| Task objective |
Write out the data again exactly, skipping every picture.

Stored data entries:
—————
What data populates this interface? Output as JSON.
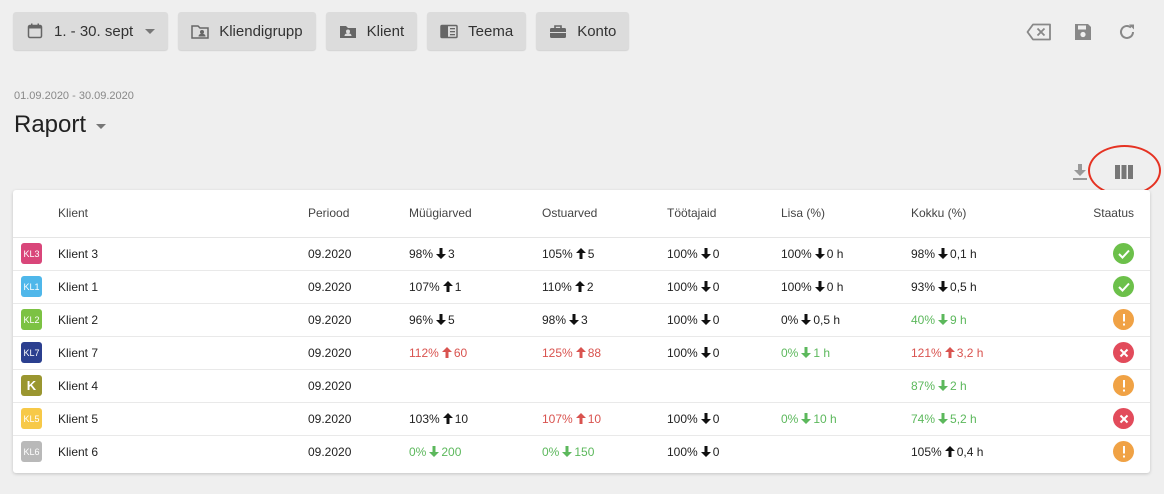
{
  "toolbar": {
    "period": {
      "label": "1. - 30. sept",
      "icon": "calendar-icon"
    },
    "buttons": [
      {
        "label": "Kliendigrupp",
        "icon": "client-group-icon"
      },
      {
        "label": "Klient",
        "icon": "client-icon"
      },
      {
        "label": "Teema",
        "icon": "theme-icon"
      },
      {
        "label": "Konto",
        "icon": "briefcase-icon"
      }
    ],
    "right_icons": [
      "clear-filter-icon",
      "save-icon",
      "refresh-icon"
    ]
  },
  "header": {
    "date_range": "01.09.2020 - 30.09.2020",
    "title": "Raport"
  },
  "table_tools": {
    "download_icon": "download-icon",
    "columns_icon": "columns-icon",
    "highlight_color": "#e53222"
  },
  "table": {
    "columns": [
      "Klient",
      "Periood",
      "Müügiarved",
      "Ostuarved",
      "Töötajaid",
      "Lisa (%)",
      "Kokku (%)",
      "Staatus"
    ],
    "rows": [
      {
        "badge": "KL3",
        "badge_color": "#d9467a",
        "name": "Klient 3",
        "period": "09.2020",
        "cells": [
          {
            "pct": "98%",
            "dir": "down",
            "val": "3",
            "tone": "neutral"
          },
          {
            "pct": "105%",
            "dir": "up",
            "val": "5",
            "tone": "neutral"
          },
          {
            "pct": "100%",
            "dir": "down",
            "val": "0",
            "tone": "neutral"
          },
          {
            "pct": "100%",
            "dir": "down",
            "val": "0 h",
            "tone": "neutral"
          },
          {
            "pct": "98%",
            "dir": "down",
            "val": "0,1 h",
            "tone": "neutral"
          }
        ],
        "status": "ok"
      },
      {
        "badge": "KL1",
        "badge_color": "#4fb7ea",
        "name": "Klient 1",
        "period": "09.2020",
        "cells": [
          {
            "pct": "107%",
            "dir": "up",
            "val": "1",
            "tone": "neutral"
          },
          {
            "pct": "110%",
            "dir": "up",
            "val": "2",
            "tone": "neutral"
          },
          {
            "pct": "100%",
            "dir": "down",
            "val": "0",
            "tone": "neutral"
          },
          {
            "pct": "100%",
            "dir": "down",
            "val": "0 h",
            "tone": "neutral"
          },
          {
            "pct": "93%",
            "dir": "down",
            "val": "0,5 h",
            "tone": "neutral"
          }
        ],
        "status": "ok"
      },
      {
        "badge": "KL2",
        "badge_color": "#7cc243",
        "name": "Klient 2",
        "period": "09.2020",
        "cells": [
          {
            "pct": "96%",
            "dir": "down",
            "val": "5",
            "tone": "neutral"
          },
          {
            "pct": "98%",
            "dir": "down",
            "val": "3",
            "tone": "neutral"
          },
          {
            "pct": "100%",
            "dir": "down",
            "val": "0",
            "tone": "neutral"
          },
          {
            "pct": "0%",
            "dir": "down",
            "val": "0,5 h",
            "tone": "neutral"
          },
          {
            "pct": "40%",
            "dir": "down",
            "val": "9 h",
            "tone": "good"
          }
        ],
        "status": "warn"
      },
      {
        "badge": "KL7",
        "badge_color": "#2b3f8f",
        "name": "Klient 7",
        "period": "09.2020",
        "cells": [
          {
            "pct": "112%",
            "dir": "up",
            "val": "60",
            "tone": "bad"
          },
          {
            "pct": "125%",
            "dir": "up",
            "val": "88",
            "tone": "bad"
          },
          {
            "pct": "100%",
            "dir": "down",
            "val": "0",
            "tone": "neutral"
          },
          {
            "pct": "0%",
            "dir": "down",
            "val": "1 h",
            "tone": "good"
          },
          {
            "pct": "121%",
            "dir": "up",
            "val": "3,2 h",
            "tone": "bad"
          }
        ],
        "status": "err"
      },
      {
        "badge": "K",
        "badge_color": "#9a9630",
        "name": "Klient 4",
        "period": "09.2020",
        "cells": [
          null,
          null,
          null,
          null,
          {
            "pct": "87%",
            "dir": "down",
            "val": "2 h",
            "tone": "good"
          }
        ],
        "status": "warn"
      },
      {
        "badge": "KL5",
        "badge_color": "#f7c948",
        "name": "Klient 5",
        "period": "09.2020",
        "cells": [
          {
            "pct": "103%",
            "dir": "up",
            "val": "10",
            "tone": "neutral"
          },
          {
            "pct": "107%",
            "dir": "up",
            "val": "10",
            "tone": "bad"
          },
          {
            "pct": "100%",
            "dir": "down",
            "val": "0",
            "tone": "neutral"
          },
          {
            "pct": "0%",
            "dir": "down",
            "val": "10 h",
            "tone": "good"
          },
          {
            "pct": "74%",
            "dir": "down",
            "val": "5,2 h",
            "tone": "good"
          }
        ],
        "status": "err"
      },
      {
        "badge": "KL6",
        "badge_color": "#b9b9b9",
        "name": "Klient 6",
        "period": "09.2020",
        "cells": [
          {
            "pct": "0%",
            "dir": "down",
            "val": "200",
            "tone": "good"
          },
          {
            "pct": "0%",
            "dir": "down",
            "val": "150",
            "tone": "good"
          },
          {
            "pct": "100%",
            "dir": "down",
            "val": "0",
            "tone": "neutral"
          },
          null,
          {
            "pct": "105%",
            "dir": "up",
            "val": "0,4 h",
            "tone": "neutral"
          }
        ],
        "status": "warn"
      }
    ]
  }
}
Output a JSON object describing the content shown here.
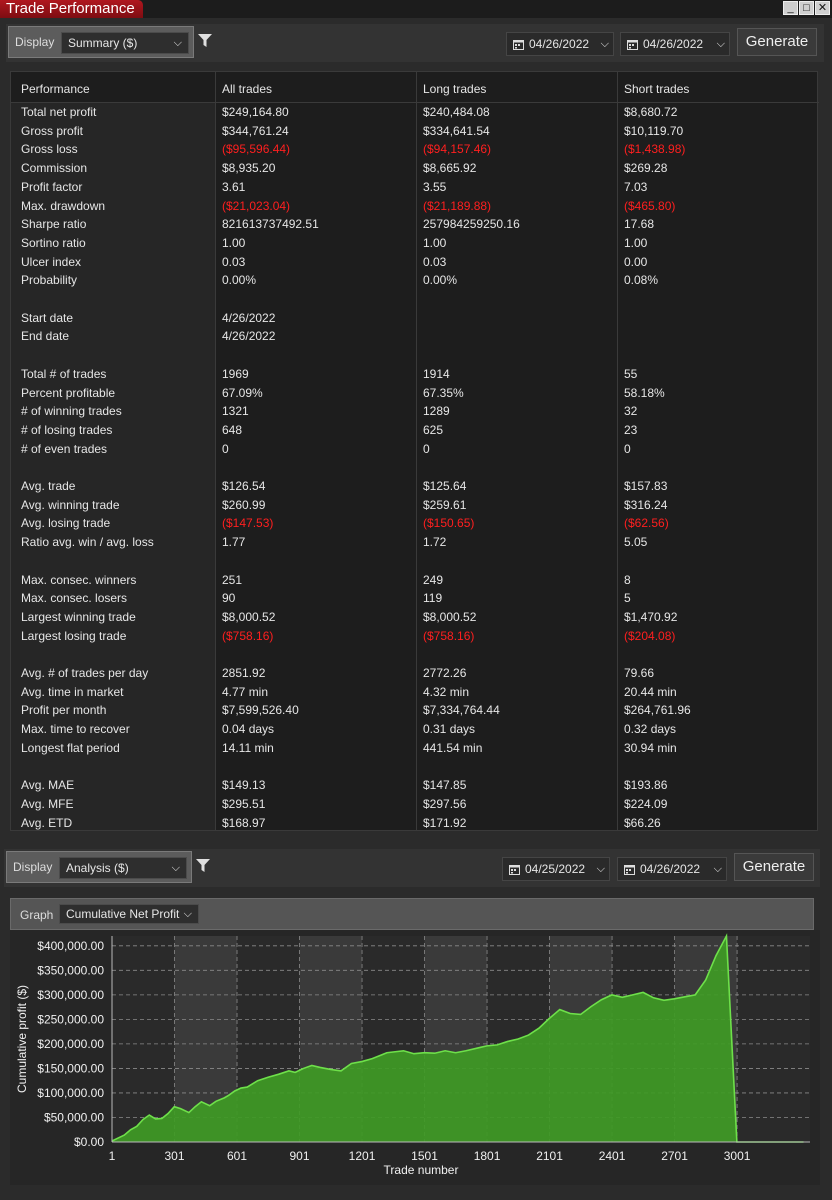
—————
| Full response |
What data populates this interface? Output as JSON.
{
  "toolbar": {
    "period": {
      "label": "1. - 30. sept",
      "icon": "calendar-icon"
    },
    "buttons": [
      {
        "label": "Kliendigrupp",
        "icon": "client-group-icon"
      },
      {
        "label": "Klient",
        "icon": "client-icon"
      },
      {
        "label": "Teema",
        "icon": "theme-icon"
      },
      {
        "label": "Konto",
        "icon": "briefcase-icon"
      }
    ],
    "right_icons": [
      "clear-filter-icon",
      "save-icon",
      "refresh-icon"
    ]
  },
  "header": {
    "date_range": "01.09.2020 - 30.09.2020",
    "title": "Raport"
  },
  "table_tools": {
    "download_icon": "download-icon",
    "columns_icon": "columns-icon",
    "highlight_color": "#e53222"
  },
  "table": {
    "columns": [
      "Klient",
      "Periood",
      "Müügiarved",
      "Ostuarved",
      "Töötajaid",
      "Lisa (%)",
      "Kokku (%)",
      "Staatus"
    ],
    "rows": [
      {
        "badge": "KL3",
        "badge_color": "#d9467a",
        "name": "Klient 3",
        "period": "09.2020",
        "cells": [
          {
            "pct": "98%",
            "dir": "down",
            "val": "3",
            "tone": "neutral"
          },
          {
            "pct": "105%",
            "dir": "up",
            "val": "5",
            "tone": "neutral"
          },
          {
            "pct": "100%",
            "dir": "down",
            "val": "0",
            "tone": "neutral"
          },
          {
            "pct": "100%",
            "dir": "down",
            "val": "0 h",
            "tone": "neutral"
          },
          {
            "pct": "98%",
            "dir": "down",
            "val": "0,1 h",
            "tone": "neutral"
          }
        ],
        "status": "ok"
      },
      {
        "badge": "KL1",
        "badge_color": "#4fb7ea",
        "name": "Klient 1",
        "period": "09.2020",
        "cells": [
          {
            "pct": "107%",
            "dir": "up",
            "val": "1",
            "tone": "neutral"
          },
          {
            "pct": "110%",
            "dir": "up",
            "val": "2",
            "tone": "neutral"
          },
          {
            "pct": "100%",
            "dir": "down",
            "val": "0",
            "tone": "neutral"
          },
          {
            "pct": "100%",
            "dir": "down",
            "val": "0 h",
            "tone": "neutral"
          },
          {
            "pct": "93%",
            "dir": "down",
            "val": "0,5 h",
            "tone": "neutral"
          }
        ],
        "status": "ok"
      },
      {
        "badge": "KL2",
        "badge_color": "#7cc243",
        "name": "Klient 2",
        "period": "09.2020",
        "cells": [
          {
            "pct": "96%",
            "dir": "down",
            "val": "5",
            "tone": "neutral"
          },
          {
            "pct": "98%",
            "dir": "down",
            "val": "3",
            "tone": "neutral"
          },
          {
            "pct": "100%",
            "dir": "down",
            "val": "0",
            "tone": "neutral"
          },
          {
            "pct": "0%",
            "dir": "down",
            "val": "0,5 h",
            "tone": "neutral"
          },
          {
            "pct": "40%",
            "dir": "down",
            "val": "9 h",
            "tone": "good"
          }
        ],
        "status": "warn"
      },
      {
        "badge": "KL7",
        "badge_color": "#2b3f8f",
        "name": "Klient 7",
        "period": "09.2020",
        "cells": [
          {
            "pct": "112%",
            "dir": "up",
            "val": "60",
            "tone": "bad"
          },
          {
            "pct": "125%",
            "dir": "up",
            "val": "88",
            "tone": "bad"
          },
          {
            "pct": "100%",
            "dir": "down",
            "val": "0",
            "tone": "neutral"
          },
          {
            "pct": "0%",
            "dir": "down",
            "val": "1 h",
            "tone": "good"
          },
          {
            "pct": "121%",
            "dir": "up",
            "val": "3,2 h",
            "tone": "bad"
          }
        ],
        "status": "err"
      },
      {
        "badge": "K",
        "badge_color": "#9a9630",
        "name": "Klient 4",
        "period": "09.2020",
        "cells": [
          null,
          null,
          null,
          null,
          {
            "pct": "87%",
            "dir": "down",
            "val": "2 h",
            "tone": "good"
          }
        ],
        "status": "warn"
      },
      {
        "badge": "KL5",
        "badge_color": "#f7c948",
        "name": "Klient 5",
        "period": "09.2020",
        "cells": [
          {
            "pct": "103%",
            "dir": "up",
            "val": "10",
            "tone": "neutral"
          },
          {
            "pct": "107%",
            "dir": "up",
            "val": "10",
            "tone": "bad"
          },
          {
            "pct": "100%",
            "dir": "down",
            "val": "0",
            "tone": "neutral"
          },
          {
            "pct": "0%",
            "dir": "down",
            "val": "10 h",
            "tone": "good"
          },
          {
            "pct": "74%",
            "dir": "down",
            "val": "5,2 h",
            "tone": "good"
          }
        ],
        "status": "err"
      },
      {
        "badge": "KL6",
        "badge_color": "#b9b9b9",
        "name": "Klient 6",
        "period": "09.2020",
        "cells": [
          {
            "pct": "0%",
            "dir": "down",
            "val": "200",
            "tone": "good"
          },
          {
            "pct": "0%",
            "dir": "down",
            "val": "150",
            "tone": "good"
          },
          {
            "pct": "100%",
            "dir": "down",
            "val": "0",
            "tone": "neutral"
          },
          null,
          {
            "pct": "105%",
            "dir": "up",
            "val": "0,4 h",
            "tone": "neutral"
          }
        ],
        "status": "warn"
      }
    ]
  }
}
Output a JSON object describing the content shown here.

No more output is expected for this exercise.